» Aim of the task:
Pick out each line containing the string "screenshot".
::: Exercise materials
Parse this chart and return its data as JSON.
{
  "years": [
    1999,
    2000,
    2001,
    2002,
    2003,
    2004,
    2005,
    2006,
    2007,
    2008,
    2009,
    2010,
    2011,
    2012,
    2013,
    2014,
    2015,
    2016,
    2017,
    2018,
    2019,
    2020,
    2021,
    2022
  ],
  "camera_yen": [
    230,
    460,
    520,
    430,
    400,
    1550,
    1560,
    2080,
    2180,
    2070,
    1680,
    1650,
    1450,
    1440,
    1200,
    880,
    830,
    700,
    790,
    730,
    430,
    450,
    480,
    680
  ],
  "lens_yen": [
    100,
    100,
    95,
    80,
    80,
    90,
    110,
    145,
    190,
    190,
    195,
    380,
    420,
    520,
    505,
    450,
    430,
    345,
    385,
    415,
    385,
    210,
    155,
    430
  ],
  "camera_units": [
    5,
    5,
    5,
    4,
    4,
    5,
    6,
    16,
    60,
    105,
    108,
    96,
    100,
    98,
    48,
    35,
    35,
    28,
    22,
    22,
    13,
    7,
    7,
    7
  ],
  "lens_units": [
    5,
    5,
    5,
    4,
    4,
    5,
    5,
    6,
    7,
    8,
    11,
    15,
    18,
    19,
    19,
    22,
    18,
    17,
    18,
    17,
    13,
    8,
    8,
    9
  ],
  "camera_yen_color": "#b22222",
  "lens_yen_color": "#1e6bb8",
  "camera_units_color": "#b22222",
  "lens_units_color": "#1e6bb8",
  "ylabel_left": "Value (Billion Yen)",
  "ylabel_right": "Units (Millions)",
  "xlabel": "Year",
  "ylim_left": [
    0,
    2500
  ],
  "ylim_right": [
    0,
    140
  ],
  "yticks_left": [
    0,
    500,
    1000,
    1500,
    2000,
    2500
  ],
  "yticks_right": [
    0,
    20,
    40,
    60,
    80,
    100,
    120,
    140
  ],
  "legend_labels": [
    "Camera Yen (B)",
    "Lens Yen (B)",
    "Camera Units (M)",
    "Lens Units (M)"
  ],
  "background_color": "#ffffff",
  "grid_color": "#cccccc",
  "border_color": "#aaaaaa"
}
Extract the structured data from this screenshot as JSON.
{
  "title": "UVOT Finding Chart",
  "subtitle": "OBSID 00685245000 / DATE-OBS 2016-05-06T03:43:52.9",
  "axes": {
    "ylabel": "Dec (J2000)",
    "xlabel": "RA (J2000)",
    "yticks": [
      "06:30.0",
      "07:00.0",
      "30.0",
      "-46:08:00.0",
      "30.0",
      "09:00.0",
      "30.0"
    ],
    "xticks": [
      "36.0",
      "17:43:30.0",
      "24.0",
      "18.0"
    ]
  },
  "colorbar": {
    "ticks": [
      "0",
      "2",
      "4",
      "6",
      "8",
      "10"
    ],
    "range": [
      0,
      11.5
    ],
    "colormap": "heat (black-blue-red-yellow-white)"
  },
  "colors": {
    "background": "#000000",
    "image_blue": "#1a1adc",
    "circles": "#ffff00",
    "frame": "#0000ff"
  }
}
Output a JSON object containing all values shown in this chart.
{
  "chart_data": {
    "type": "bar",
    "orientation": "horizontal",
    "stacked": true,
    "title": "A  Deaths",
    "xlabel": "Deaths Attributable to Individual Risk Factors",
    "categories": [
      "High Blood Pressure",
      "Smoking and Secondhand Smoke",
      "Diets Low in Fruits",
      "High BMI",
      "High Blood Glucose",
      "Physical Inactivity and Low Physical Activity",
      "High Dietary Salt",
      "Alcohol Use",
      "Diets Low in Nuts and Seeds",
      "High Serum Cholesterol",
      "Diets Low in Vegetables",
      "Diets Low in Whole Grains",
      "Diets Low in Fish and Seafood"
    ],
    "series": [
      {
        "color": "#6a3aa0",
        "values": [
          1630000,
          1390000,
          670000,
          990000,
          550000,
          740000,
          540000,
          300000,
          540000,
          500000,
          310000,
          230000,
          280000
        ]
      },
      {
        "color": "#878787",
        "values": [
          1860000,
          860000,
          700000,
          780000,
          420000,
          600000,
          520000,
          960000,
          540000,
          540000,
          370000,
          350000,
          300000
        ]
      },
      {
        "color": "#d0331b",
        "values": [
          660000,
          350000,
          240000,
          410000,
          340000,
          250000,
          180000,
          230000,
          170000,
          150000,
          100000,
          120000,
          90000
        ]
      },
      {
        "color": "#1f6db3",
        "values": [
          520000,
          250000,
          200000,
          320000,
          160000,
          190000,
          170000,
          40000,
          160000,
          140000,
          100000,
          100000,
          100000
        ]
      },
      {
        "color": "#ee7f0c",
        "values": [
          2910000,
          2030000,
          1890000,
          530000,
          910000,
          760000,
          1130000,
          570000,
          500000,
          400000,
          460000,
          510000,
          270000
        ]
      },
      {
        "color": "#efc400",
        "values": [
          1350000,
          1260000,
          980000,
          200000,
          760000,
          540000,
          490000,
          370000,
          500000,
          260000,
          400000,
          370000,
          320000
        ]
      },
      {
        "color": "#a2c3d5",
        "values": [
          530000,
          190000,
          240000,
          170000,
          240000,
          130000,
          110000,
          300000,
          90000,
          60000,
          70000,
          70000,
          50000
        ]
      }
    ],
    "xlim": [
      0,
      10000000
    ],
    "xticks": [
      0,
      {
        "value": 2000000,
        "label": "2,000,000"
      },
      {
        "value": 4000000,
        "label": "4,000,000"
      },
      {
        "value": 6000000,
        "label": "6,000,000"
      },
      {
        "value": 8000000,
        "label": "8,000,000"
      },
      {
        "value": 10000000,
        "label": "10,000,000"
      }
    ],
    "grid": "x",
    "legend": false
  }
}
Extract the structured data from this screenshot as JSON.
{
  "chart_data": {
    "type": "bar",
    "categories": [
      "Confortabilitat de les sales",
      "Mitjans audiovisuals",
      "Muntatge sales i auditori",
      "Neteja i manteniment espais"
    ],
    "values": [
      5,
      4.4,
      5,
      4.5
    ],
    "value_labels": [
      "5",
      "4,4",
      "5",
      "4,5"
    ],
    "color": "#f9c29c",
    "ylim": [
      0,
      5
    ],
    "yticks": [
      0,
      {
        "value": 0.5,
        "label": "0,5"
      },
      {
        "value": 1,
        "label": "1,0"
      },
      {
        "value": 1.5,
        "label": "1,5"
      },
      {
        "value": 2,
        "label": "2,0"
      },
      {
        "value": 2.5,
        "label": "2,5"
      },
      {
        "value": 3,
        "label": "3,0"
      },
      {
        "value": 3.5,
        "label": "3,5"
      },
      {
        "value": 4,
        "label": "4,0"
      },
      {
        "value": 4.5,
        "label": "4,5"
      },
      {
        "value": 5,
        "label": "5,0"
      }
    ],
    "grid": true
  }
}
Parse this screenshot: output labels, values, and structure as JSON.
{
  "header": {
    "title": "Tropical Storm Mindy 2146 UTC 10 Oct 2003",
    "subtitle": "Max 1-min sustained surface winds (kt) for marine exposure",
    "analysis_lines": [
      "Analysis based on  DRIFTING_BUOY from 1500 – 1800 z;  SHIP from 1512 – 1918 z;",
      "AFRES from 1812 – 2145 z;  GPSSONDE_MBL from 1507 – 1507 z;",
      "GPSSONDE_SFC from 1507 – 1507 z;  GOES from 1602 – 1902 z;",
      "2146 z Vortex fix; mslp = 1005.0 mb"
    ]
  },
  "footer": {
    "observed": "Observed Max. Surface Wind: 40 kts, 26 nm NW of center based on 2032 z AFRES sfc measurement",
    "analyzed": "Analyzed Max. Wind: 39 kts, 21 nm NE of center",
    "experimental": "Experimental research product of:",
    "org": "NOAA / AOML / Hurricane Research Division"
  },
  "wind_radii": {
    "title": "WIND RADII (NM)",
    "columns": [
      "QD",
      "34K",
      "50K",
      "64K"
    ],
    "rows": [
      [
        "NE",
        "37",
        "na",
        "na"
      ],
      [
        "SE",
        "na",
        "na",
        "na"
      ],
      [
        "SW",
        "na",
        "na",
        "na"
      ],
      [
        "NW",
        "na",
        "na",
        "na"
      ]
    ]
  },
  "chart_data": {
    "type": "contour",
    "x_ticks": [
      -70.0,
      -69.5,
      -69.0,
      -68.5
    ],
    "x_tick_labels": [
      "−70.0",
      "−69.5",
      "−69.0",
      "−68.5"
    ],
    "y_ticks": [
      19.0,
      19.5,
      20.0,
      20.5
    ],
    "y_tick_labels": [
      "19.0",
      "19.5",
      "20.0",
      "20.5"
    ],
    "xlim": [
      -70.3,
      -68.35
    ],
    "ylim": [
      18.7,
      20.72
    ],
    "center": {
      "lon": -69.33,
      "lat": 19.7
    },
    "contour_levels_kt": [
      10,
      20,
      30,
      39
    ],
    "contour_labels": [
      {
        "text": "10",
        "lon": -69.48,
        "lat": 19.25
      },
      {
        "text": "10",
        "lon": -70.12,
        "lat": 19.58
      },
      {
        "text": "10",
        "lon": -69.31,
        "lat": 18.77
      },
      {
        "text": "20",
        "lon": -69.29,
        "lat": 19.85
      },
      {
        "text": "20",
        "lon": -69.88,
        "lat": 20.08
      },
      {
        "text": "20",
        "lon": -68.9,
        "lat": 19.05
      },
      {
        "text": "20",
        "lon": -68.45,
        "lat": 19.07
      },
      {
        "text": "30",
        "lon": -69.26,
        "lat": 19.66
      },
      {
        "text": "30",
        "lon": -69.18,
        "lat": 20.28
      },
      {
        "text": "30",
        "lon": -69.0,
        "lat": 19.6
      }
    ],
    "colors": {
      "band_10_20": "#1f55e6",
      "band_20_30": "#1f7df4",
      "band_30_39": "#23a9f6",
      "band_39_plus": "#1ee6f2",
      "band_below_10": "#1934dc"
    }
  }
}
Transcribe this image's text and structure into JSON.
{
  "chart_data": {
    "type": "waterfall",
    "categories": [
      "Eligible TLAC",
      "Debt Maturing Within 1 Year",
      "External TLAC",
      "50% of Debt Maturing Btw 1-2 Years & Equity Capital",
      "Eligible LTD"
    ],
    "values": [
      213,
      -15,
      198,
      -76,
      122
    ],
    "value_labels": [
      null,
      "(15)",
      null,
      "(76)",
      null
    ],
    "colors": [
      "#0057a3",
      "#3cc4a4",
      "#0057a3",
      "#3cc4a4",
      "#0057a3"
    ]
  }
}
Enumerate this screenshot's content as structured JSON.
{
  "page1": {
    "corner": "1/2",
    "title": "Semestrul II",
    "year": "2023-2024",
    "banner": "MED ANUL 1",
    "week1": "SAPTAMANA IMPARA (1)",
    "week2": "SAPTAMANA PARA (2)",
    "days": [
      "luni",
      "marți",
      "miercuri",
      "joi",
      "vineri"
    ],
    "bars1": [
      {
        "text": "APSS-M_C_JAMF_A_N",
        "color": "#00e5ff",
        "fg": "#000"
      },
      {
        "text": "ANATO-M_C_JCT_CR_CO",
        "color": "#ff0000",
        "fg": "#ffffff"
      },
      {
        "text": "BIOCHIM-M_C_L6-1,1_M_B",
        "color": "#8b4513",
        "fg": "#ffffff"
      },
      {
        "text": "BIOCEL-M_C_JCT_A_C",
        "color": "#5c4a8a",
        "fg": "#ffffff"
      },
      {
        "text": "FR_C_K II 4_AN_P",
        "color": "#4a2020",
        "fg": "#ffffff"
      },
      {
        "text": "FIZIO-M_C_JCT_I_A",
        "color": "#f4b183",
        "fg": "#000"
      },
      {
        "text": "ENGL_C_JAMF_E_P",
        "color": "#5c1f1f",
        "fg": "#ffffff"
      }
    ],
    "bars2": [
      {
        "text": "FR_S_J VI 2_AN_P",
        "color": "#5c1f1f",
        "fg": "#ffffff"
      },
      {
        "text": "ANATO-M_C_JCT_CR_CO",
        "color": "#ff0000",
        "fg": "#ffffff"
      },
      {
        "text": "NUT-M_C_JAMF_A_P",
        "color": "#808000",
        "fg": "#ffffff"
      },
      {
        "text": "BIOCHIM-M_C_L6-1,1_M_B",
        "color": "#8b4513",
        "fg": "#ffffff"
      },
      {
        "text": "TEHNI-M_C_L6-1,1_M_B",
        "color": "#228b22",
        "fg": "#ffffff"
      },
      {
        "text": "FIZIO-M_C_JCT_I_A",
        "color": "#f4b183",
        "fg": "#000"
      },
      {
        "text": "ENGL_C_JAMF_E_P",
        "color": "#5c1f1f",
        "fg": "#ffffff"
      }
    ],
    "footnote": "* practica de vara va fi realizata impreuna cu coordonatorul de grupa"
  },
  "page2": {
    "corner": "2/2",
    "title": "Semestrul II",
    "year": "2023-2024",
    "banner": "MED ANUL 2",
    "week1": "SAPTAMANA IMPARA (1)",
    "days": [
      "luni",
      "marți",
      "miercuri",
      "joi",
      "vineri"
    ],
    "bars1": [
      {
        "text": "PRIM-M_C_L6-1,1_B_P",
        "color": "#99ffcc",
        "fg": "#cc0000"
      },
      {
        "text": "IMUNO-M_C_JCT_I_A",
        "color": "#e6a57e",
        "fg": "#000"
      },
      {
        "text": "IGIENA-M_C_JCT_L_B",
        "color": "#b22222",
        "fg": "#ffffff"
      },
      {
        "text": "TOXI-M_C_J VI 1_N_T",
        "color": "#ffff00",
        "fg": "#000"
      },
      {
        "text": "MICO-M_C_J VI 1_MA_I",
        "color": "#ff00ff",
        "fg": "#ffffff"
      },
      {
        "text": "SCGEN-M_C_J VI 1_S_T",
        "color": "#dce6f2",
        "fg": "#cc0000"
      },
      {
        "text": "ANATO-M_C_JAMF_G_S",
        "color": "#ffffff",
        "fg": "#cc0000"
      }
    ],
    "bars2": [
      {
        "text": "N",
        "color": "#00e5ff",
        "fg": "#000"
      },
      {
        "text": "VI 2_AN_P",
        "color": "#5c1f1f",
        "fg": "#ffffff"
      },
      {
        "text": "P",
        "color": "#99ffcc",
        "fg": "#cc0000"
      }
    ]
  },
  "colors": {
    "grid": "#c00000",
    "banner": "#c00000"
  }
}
::::::
» Answer to this task:
Extract the structured data from this screenshot as JSON.
Extract the structured data from this screenshot as JSON.
Parse this screenshot: output labels, values, and structure as JSON.
Enumerate this screenshot's content as structured JSON.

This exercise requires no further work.